> **Written task**:
Reproduce the listing verbatim.

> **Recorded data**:
- - - -

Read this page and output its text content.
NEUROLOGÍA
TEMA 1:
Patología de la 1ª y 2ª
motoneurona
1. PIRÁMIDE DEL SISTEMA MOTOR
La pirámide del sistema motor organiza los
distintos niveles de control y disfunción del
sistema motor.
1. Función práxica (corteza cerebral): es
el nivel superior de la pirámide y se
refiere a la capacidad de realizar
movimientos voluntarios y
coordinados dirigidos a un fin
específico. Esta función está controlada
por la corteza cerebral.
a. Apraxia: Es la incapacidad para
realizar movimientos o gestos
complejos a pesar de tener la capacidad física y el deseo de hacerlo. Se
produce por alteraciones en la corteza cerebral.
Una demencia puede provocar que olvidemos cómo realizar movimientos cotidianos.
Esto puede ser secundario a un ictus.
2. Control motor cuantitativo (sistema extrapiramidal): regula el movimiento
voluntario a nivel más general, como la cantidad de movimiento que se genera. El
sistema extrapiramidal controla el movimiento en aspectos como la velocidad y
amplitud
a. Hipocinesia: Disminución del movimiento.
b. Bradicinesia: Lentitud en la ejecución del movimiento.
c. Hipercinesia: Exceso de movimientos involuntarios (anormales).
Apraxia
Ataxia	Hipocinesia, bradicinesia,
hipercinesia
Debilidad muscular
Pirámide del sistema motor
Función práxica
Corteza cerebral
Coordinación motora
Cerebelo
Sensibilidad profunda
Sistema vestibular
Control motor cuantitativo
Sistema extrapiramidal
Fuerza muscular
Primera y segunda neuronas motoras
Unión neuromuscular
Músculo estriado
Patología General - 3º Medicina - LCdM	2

- - - -

> **Response to the task**:
Read this page and output its text content.
NEUROLOGÍA
TEMA 1:
Patología de la 1ª y 2ª
motoneurona
1. PIRÁMIDE DEL SISTEMA MOTOR
La pirámide del sistema motor organiza los
distintos niveles de control y disfunción del
sistema motor.
1. Función práxica (corteza cerebral): es
el nivel superior de la pirámide y se
refiere a la capacidad de realizar
movimientos voluntarios y
coordinados dirigidos a un fin
específico. Esta función está controlada
por la corteza cerebral.
a. Apraxia: Es la incapacidad para
realizar movimientos o gestos
complejos a pesar de tener la capacidad física y el deseo de hacerlo. Se
produce por alteraciones en la corteza cerebral.
Una demencia puede provocar que olvidemos cómo realizar movimientos cotidianos.
Esto puede ser secundario a un ictus.
2. Control motor cuantitativo (sistema extrapiramidal): regula el movimiento
voluntario a nivel más general, como la cantidad de movimiento que se genera. El
sistema extrapiramidal controla el movimiento en aspectos como la velocidad y
amplitud
a. Hipocinesia: Disminución del movimiento.
b. Bradicinesia: Lentitud en la ejecución del movimiento.
c. Hipercinesia: Exceso de movimientos involuntarios (anormales).
Apraxia
Ataxia	Hipocinesia, bradicinesia,
hipercinesia
Debilidad muscular
Pirámide del sistema motor
Función práxica
Corteza cerebral
Coordinación motora
Cerebelo
Sensibilidad profunda
Sistema vestibular
Control motor cuantitativo
Sistema extrapiramidal
Fuerza muscular
Primera y segunda neuronas motoras
Unión neuromuscular
Músculo estriado
Patología General - 3º Medicina - LCdM	2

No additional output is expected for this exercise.